◆ **REQUEST**: Return every line below in which "Directory" appears.
--- BEGIN SOURCE RECORDS ---
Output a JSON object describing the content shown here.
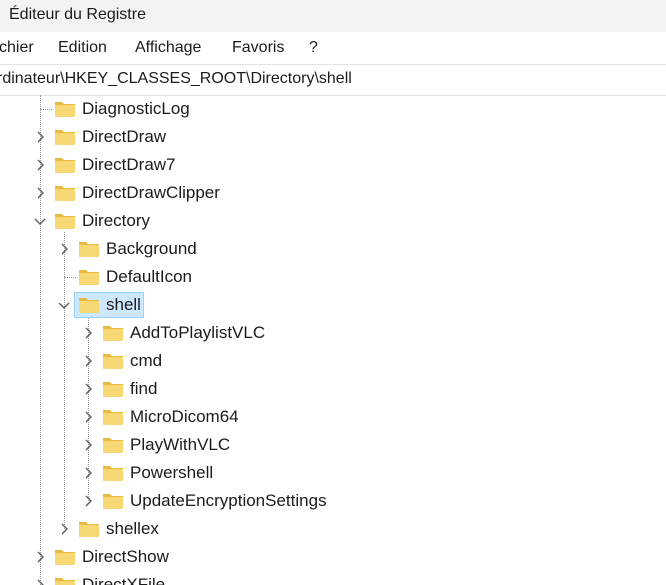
{
  "window": {
    "title": "Éditeur du Registre"
  },
  "menu": {
    "items": [
      "chier",
      "Edition",
      "Affichage",
      "Favoris",
      "?"
    ]
  },
  "address": {
    "path": "rdinateur\\HKEY_CLASSES_ROOT\\Directory\\shell"
  },
  "tree": {
    "nodes": [
      {
        "label": "DiagnosticLog",
        "level": 1,
        "expander": "none"
      },
      {
        "label": "DirectDraw",
        "level": 1,
        "expander": "collapsed"
      },
      {
        "label": "DirectDraw7",
        "level": 1,
        "expander": "collapsed"
      },
      {
        "label": "DirectDrawClipper",
        "level": 1,
        "expander": "collapsed"
      },
      {
        "label": "Directory",
        "level": 1,
        "expander": "expanded"
      },
      {
        "label": "Background",
        "level": 2,
        "expander": "collapsed"
      },
      {
        "label": "DefaultIcon",
        "level": 2,
        "expander": "none"
      },
      {
        "label": "shell",
        "level": 2,
        "expander": "expanded",
        "selected": true
      },
      {
        "label": "AddToPlaylistVLC",
        "level": 3,
        "expander": "collapsed"
      },
      {
        "label": "cmd",
        "level": 3,
        "expander": "collapsed"
      },
      {
        "label": "find",
        "level": 3,
        "expander": "collapsed"
      },
      {
        "label": "MicroDicom64",
        "level": 3,
        "expander": "collapsed"
      },
      {
        "label": "PlayWithVLC",
        "level": 3,
        "expander": "collapsed"
      },
      {
        "label": "Powershell",
        "level": 3,
        "expander": "collapsed"
      },
      {
        "label": "UpdateEncryptionSettings",
        "level": 3,
        "expander": "collapsed"
      },
      {
        "label": "shellex",
        "level": 2,
        "expander": "collapsed"
      },
      {
        "label": "DirectShow",
        "level": 1,
        "expander": "collapsed"
      },
      {
        "label": "DirectXFile",
        "level": 1,
        "expander": "collapsed"
      }
    ]
  },
  "colors": {
    "folder_fill": "#f8d775",
    "folder_tab": "#e8b941",
    "selection_bg": "#cce8ff",
    "selection_border": "#99d1ff",
    "chrome_bg": "#f3f3f3"
  }
}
--- END SOURCE RECORDS ---
◆ **THE SOLUTION**:
    "path": "rdinateur\\HKEY_CLASSES_ROOT\\Directory\\shell"
        "label": "Directory",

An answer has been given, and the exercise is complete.